Would you repeat the listing exactly but omit every picture?

_The data_
- - -

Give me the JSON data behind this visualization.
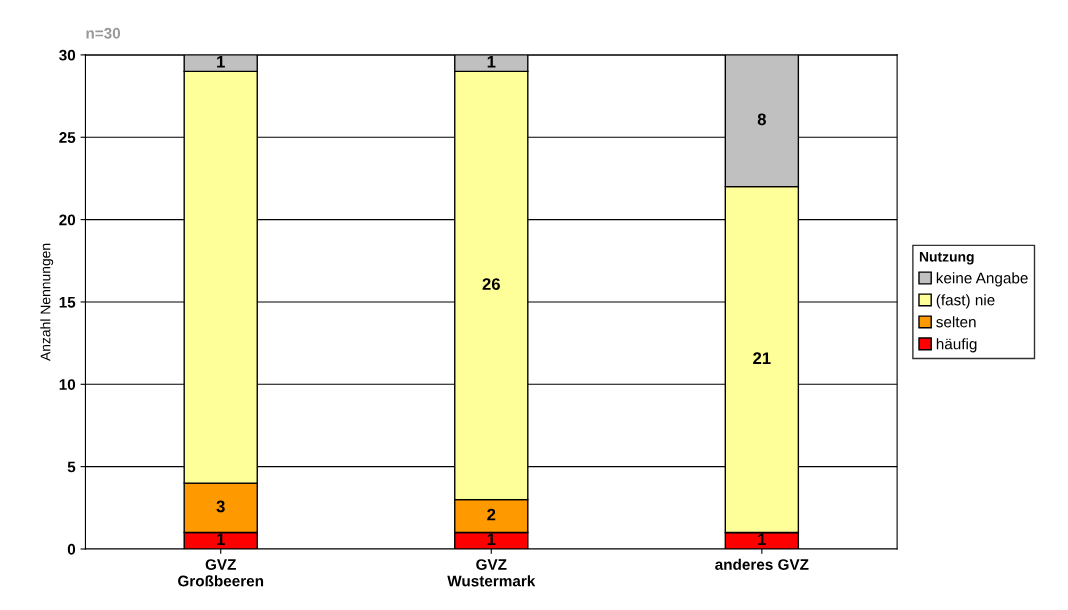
{
  "chart_data": {
    "type": "bar",
    "stacked": true,
    "subtitle": "n=30",
    "ylabel": "Anzahl Nennungen",
    "categories": [
      "GVZ\nGroßbeeren",
      "GVZ\nWustermark",
      "anderes GVZ"
    ],
    "series": [
      {
        "name": "häufig",
        "color": "#ff0000",
        "values": [
          1,
          1,
          1
        ],
        "value_labels": [
          "1",
          "1",
          "1"
        ]
      },
      {
        "name": "selten",
        "color": "#ff9900",
        "values": [
          3,
          2,
          null
        ],
        "value_labels": [
          "3",
          "2",
          null
        ]
      },
      {
        "name": "(fast) nie",
        "color": "#ffff99",
        "values": [
          25,
          26,
          21
        ],
        "value_labels": [
          null,
          "26",
          "21"
        ]
      },
      {
        "name": "keine Angabe",
        "color": "#c0c0c0",
        "values": [
          1,
          1,
          8
        ],
        "value_labels": [
          "1",
          "1",
          "8"
        ]
      }
    ],
    "ylim": [
      0,
      30
    ],
    "yticks": [
      0,
      5,
      10,
      15,
      20,
      25,
      30
    ],
    "grid": "y",
    "legend": "right",
    "legend_title": "Nutzung"
  }
}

- - -

_Solution to the problem_
Give me the JSON data behind this visualization.
{
  "chart_data": {
    "type": "bar",
    "stacked": true,
    "subtitle": "n=30",
    "ylabel": "Anzahl Nennungen",
    "categories": [
      "GVZ\nGroßbeeren",
      "GVZ\nWustermark",
      "anderes GVZ"
    ],
    "series": [
      {
        "name": "häufig",
        "color": "#ff0000",
        "values": [
          1,
          1,
          1
        ],
        "value_labels": [
          "1",
          "1",
          "1"
        ]
      },
      {
        "name": "selten",
        "color": "#ff9900",
        "values": [
          3,
          2,
          null
        ],
        "value_labels": [
          "3",
          "2",
          null
        ]
      },
      {
        "name": "(fast) nie",
        "color": "#ffff99",
        "values": [
          25,
          26,
          21
        ],
        "value_labels": [
          null,
          "26",
          "21"
        ]
      },
      {
        "name": "keine Angabe",
        "color": "#c0c0c0",
        "values": [
          1,
          1,
          8
        ],
        "value_labels": [
          "1",
          "1",
          "8"
        ]
      }
    ],
    "ylim": [
      0,
      30
    ],
    "yticks": [
      0,
      5,
      10,
      15,
      20,
      25,
      30
    ],
    "grid": "y",
    "legend": "right",
    "legend_title": "Nutzung"
  }
}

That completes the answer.